_Your goal_
Write the data out again exactly, dropping any images it holds.

* BEGIN Material to process *

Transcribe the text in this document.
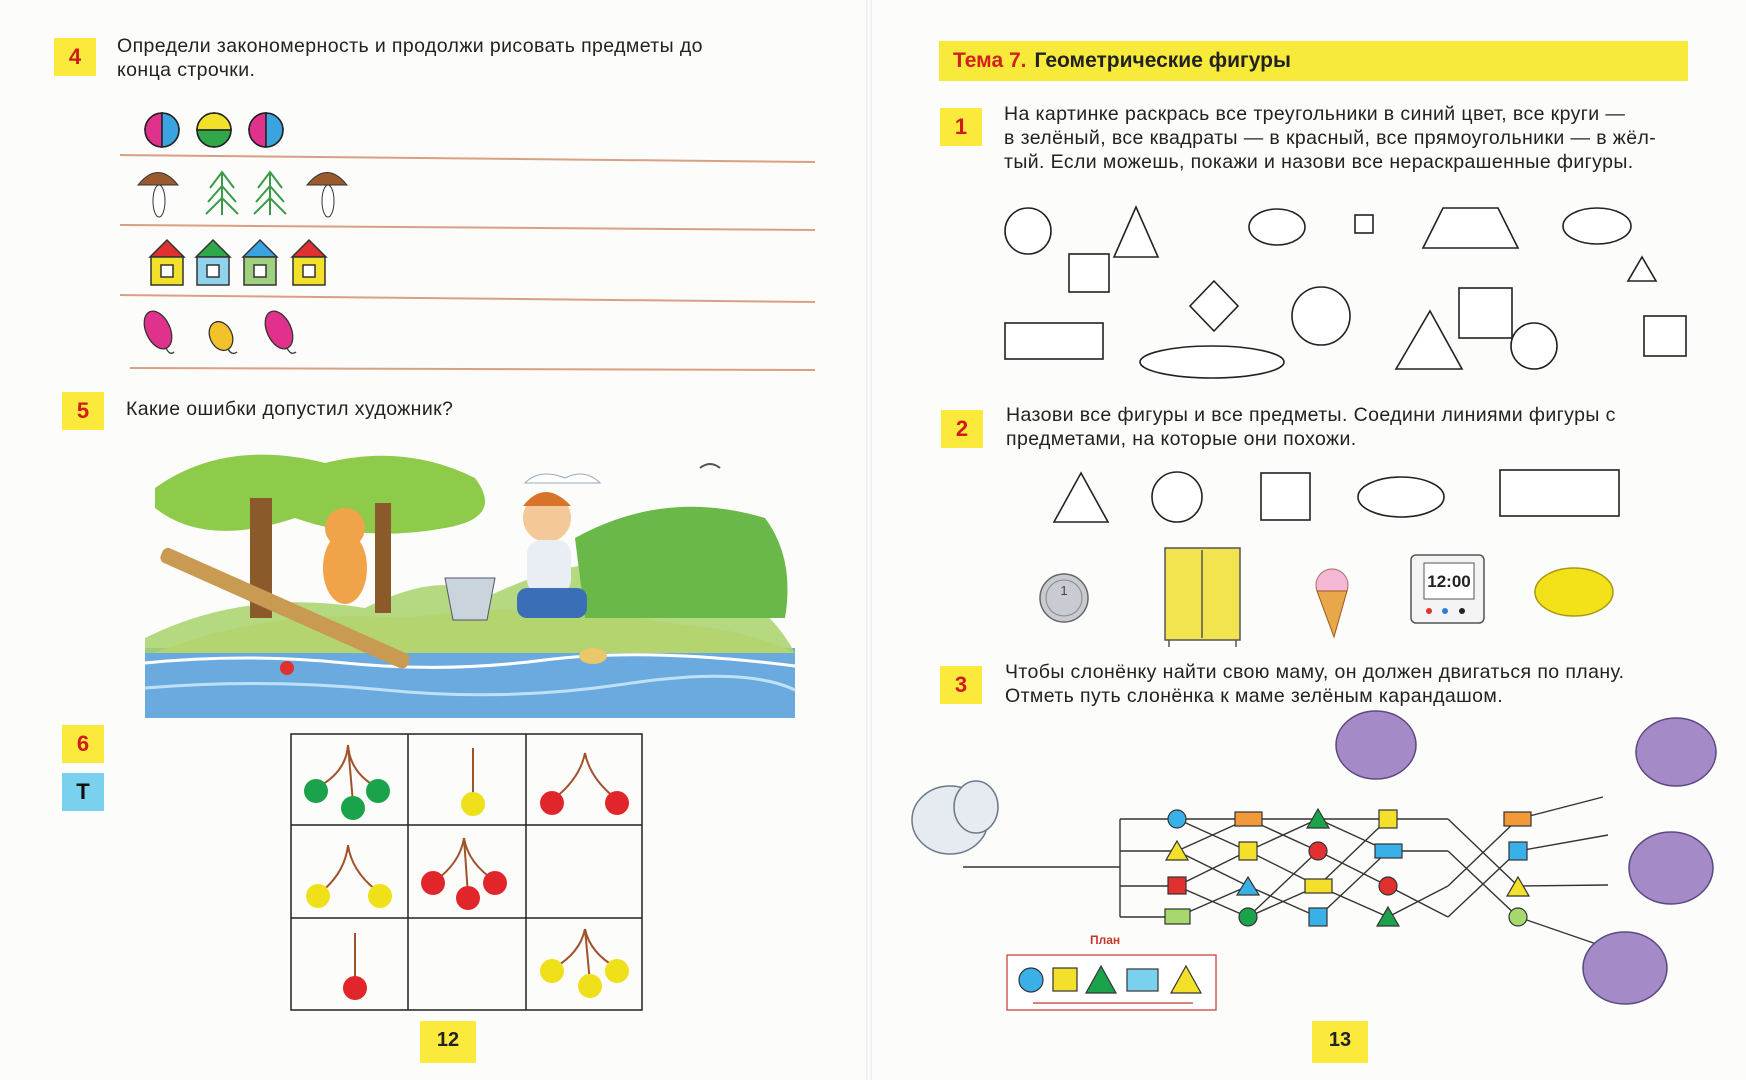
4	Определи закономерность и продолжи рисовать предметы до
конца строчки.
5	Какие ошибки допустил художник?
6
Т
12
Тема 7. Геометрические фигуры
1	На картинке раскрась все треугольники в синий цвет, все круги —
в зелёный, все квадраты — в красный, все прямоугольники — в жёл-
тый. Если можешь, покажи и назови все нераскрашенные фигуры.
2
Назови все фигуры и все предметы. Соедини линиями фигуры с
предметами, на которые они похожи.
1	12:00
3	Чтобы слонёнку найти свою маму, он должен двигаться по плану.
Отметь путь слонёнка к маме зелёным карандашом.
План
13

* END Material to process *

_Reply_
Transcribe the text in this document.
4	Определи закономерность и продолжи рисовать предметы до
конца строчки.
5	Какие ошибки допустил художник?
6
Т
12
Тема 7. Геометрические фигуры
1	На картинке раскрась все треугольники в синий цвет, все круги —
в зелёный, все квадраты — в красный, все прямоугольники — в жёл-
тый. Если можешь, покажи и назови все нераскрашенные фигуры.
2
Назови все фигуры и все предметы. Соедини линиями фигуры с
предметами, на которые они похожи.
1	12:00
3	Чтобы слонёнку найти свою маму, он должен двигаться по плану.
Отметь путь слонёнка к маме зелёным карандашом.
План
13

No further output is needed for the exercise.